EXTRAIT DE PAGE
= = = =
L’invité du Grand entretien de Tama Média cette semaine est : Yvan Guichaoua, spécialiste du Sahel et des questions de sécurité,  enseignant-chercheur en analyse des conflits internationaux à la Brussels School of International Studies (Université de Kent).

Yvan Guichaoua
Yvan Guichaoua – la Mission de l’ONU au Mali, « une parfaite illustration des tourments de la Communauté internationale contemporaine

Biographie express : Yvan Guichaoua est titulaire d’un doctorat en économie de l’École des hautes études en sciences sociales (Paris), il est auteur de plusieurs publications scientifiques et rapports externes sur les questions de sécurité et de gouvernance dans des pays d’Afrique de l’Ouest [Mali, Niger, Nigéria, Côte d’Ivoire] depuis plus de deux décennies. Alors que l’avenir de la Mission de l’ONU au Mali se posait encore, surtout dans les cercles diplomatique et scientifique ou intellectuel, après le départ précipité de la force française Barkhane, l’enseignant – chercheur a publié, aux côtés d’autres chercheurs, une contribution dans un numéro spécial [Vol. 8, n° 1-2 JANVIER – FÉVRIER 2023] du Centre FrancoPaix en résolution des conflits et missions de paix.

Son article est intitulé « Maintenir la paix après Barkhane. La MINUSMA est-elle en voie de zombification ? ». Dans ce grand entretien accordé à Tama Média, il analyse les enjeux principaux, notamment d’ordre économique, sécuritaire et politique pour le Mali, liés à la fin actée de la Minusma. Pour le chercheur, le Mali est « une parfaite illustration des tourments de la Communauté internationale contemporaine au plan opérationnel mais aussi au plan idéologique (intellectuel) ».


Grand entretien – Tama Média

Vendredi 30 juin, comment vous avez suivi cette réunion du Conseil de sécurité qui entérine la fin de la Minusma ?

J’étais connecté sur le site des Nations Unies [UN Web TV] qui permettait de voir une retransmission en live. J’ai suivi les interventions de tous les pays qui avaient souhaité prendre la parole, les uns après les autres. Cette session n’avait pas énormément de suspense vu que la résolution avait été déjà diffusée plus ou moins officiellement sur les réseaux sociaux et dans la presse. Donc, on savait déjà ce qui allait être soumis au vote. La seule incertitude qui existait était sur le fait qu’il y ait unanimité ou non au moment du vote. Il y a eu finalement unanimité.
= = = =
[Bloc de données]
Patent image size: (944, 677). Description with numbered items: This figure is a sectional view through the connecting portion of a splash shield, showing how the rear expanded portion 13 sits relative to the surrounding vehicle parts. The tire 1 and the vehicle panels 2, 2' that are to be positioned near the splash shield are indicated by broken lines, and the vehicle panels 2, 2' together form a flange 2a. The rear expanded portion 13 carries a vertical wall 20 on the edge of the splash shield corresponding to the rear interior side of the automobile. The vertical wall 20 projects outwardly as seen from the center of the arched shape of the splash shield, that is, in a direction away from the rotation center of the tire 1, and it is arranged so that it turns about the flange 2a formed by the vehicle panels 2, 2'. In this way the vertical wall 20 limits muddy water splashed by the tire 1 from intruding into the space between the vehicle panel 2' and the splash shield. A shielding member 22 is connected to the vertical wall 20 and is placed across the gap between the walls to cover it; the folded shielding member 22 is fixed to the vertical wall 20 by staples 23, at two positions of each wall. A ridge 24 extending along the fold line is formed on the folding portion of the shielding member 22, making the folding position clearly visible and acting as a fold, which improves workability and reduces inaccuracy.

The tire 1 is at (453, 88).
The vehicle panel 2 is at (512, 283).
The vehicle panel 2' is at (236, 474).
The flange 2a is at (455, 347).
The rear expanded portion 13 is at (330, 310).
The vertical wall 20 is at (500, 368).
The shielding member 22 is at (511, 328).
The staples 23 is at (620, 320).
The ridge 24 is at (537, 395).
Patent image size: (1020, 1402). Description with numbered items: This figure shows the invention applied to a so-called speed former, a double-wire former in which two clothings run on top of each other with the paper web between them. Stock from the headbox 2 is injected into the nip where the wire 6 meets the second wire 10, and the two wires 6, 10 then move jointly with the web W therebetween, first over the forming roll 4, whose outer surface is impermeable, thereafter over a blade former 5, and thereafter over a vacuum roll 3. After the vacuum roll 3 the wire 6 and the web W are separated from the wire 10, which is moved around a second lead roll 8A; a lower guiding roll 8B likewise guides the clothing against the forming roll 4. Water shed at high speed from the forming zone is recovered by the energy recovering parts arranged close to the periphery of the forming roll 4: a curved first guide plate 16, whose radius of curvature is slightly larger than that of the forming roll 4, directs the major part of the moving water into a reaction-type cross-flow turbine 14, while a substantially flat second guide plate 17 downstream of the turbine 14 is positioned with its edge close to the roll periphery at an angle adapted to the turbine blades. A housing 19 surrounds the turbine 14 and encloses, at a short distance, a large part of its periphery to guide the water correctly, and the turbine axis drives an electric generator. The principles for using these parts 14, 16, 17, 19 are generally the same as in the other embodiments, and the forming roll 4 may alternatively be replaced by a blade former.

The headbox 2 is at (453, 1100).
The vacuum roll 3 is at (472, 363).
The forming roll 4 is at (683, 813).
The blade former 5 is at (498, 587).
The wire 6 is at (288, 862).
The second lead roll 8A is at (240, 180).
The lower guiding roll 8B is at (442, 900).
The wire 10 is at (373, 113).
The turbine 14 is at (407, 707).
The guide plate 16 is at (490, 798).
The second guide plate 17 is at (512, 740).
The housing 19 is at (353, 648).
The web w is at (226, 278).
= = = =
CONSIGNES
A - D'après l'entretien sur la fin de la Minusma, pourquoi la séance du Conseil de sécurité du 30 juin offrait-elle peu de suspense ? Répondez en une à trois phrases.
B - Poursuivez l'entretien consacré à la fin de la Minusma à partir de sa dernière phrase.
Les entrées de ce bloc de données proviennent d'une source distincte.

RÉPONSES
A - La résolution avait déjà été diffusée plus ou moins officiellement sur les réseaux sociaux et dans la presse : on savait donc ce qui allait être soumis au vote. La seule incertitude portait sur l'unanimité du vote.

B -
Ce qui m’a intéressé au sujet des interventions des différents pays, c’est qu’il y avait globalement deux sons de cloche principaux. La plupart des pays qui regrettait que les choses se terminent ainsi et qui rappelait au Mali ses obligations, notamment vis-à-vis de l’APR [Accord pour la paix et la réconciliation] ou la protection des civils. Il y avait un peu de variation d’un pays à l’autre, mais le cœur du discours était identique. Il y avait aussi des choses autour des hommages rendus aux Casques bleus tombés. Ensuite, il y avait deux exceptions : la Chine et la Russie qui ont dit qu’elles allaient poursuivre la coopération bilatérale parce qu’il était important de préserver les choix souverains du Mali.

Comment expliquer le fait surtout que les 15 membres du Conseil de sécurité aient voté cette résolution à l’unanimité ?

Comme je vous le disais tout à l’heure, il y avait effectivement une petite incertitude sur l’unanimité. Mais le suspense a été immédiatement levé parce que le vote a lieu en tout début de séance et à main levée. Ce qui a donné lieu à l’unanimité des pays membres du Conseil de sécurité. Ce qui veut dire que la résolution qui a été présentée en amont — par la France en tant que « plume » rédigeant les résolutions concernant le Mali — a tenu compte des différents protagonistes notamment des demandes du Mali. Pour rappel, le Mali avait renié la France dans son rôle de plume, en tant que pays qui rédige les brouillons des résolutions qu’il soumet aux autres membres du Conseil de sécurité.

Ce processus donne lieu à des va-et-vient, des révisions et des amendements. Cela veut dire que la France a finalement tenu compte des apports des uns et des autres ; et, surtout, de la volonté exprimée par le Mali de se débarrasser au plus vite de la Minusma. Les Français n’ont pas cherché une confrontation avec le Mali. De toutes les façons, cela aurait été une confrontation totalement contre-productive. Tout le monde s’est rendu à la raison. C’est-à-dire que si le pays hôte n’est pas d’accord, on ne peut rien faire contre sa volonté. Donc, ce qui restait à discuter, c’était les aspects techniques du retrait, son échéancier et ce que la Minusma est autorisée à faire dans les différentes phases du retrait [lire à ce sujet sur notre site “Fin de la Minusma : ce qui est désormais autorisé à la mission onusienne malgré la fin de son mandat“].

« Le plan tel qu’il est préparé est finalement à la fois précis dans le calendrier mais aussi relativement flexible dans les différentes étapes car il laisse des marges d’interprétation – ce qu’on appelle en diplomatie ‘l’ambiguïté constructive’ »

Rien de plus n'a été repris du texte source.